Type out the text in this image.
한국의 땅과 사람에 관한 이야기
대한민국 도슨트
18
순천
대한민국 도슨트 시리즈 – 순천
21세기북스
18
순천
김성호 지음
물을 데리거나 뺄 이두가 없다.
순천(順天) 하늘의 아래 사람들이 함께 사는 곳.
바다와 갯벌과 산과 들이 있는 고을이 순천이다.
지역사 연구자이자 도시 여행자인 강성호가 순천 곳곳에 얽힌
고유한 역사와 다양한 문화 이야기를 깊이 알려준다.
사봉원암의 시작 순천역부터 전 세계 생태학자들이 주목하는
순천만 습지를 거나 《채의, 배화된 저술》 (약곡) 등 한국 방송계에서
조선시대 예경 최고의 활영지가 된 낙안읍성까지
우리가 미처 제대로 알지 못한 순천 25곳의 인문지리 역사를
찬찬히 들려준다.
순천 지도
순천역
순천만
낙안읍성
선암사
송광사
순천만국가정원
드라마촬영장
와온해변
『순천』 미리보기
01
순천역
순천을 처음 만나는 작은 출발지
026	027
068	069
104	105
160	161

• [Your objective] Return all of the data precisely as it appears.

• [Exercise result]
Type out the text in this image.
한국의 땅과 사람에 관한 이야기
대한민국 도슨트
18
순천
대한민국 도슨트 시리즈 – 순천
21세기북스
18
순천
김성호 지음
물을 데리거나 뺄 이두가 없다.
순천(順天) 하늘의 아래 사람들이 함께 사는 곳.
바다와 갯벌과 산과 들이 있는 고을이 순천이다.
지역사 연구자이자 도시 여행자인 강성호가 순천 곳곳에 얽힌
고유한 역사와 다양한 문화 이야기를 깊이 알려준다.
사봉원암의 시작 순천역부터 전 세계 생태학자들이 주목하는
순천만 습지를 거나 《채의, 배화된 저술》 (약곡) 등 한국 방송계에서
조선시대 예경 최고의 활영지가 된 낙안읍성까지
우리가 미처 제대로 알지 못한 순천 25곳의 인문지리 역사를
찬찬히 들려준다.
순천 지도
순천역
순천만
낙안읍성
선암사
송광사
순천만국가정원
드라마촬영장
와온해변
『순천』 미리보기
01
순천역
순천을 처음 만나는 작은 출발지
026	027
068	069
104	105
160	161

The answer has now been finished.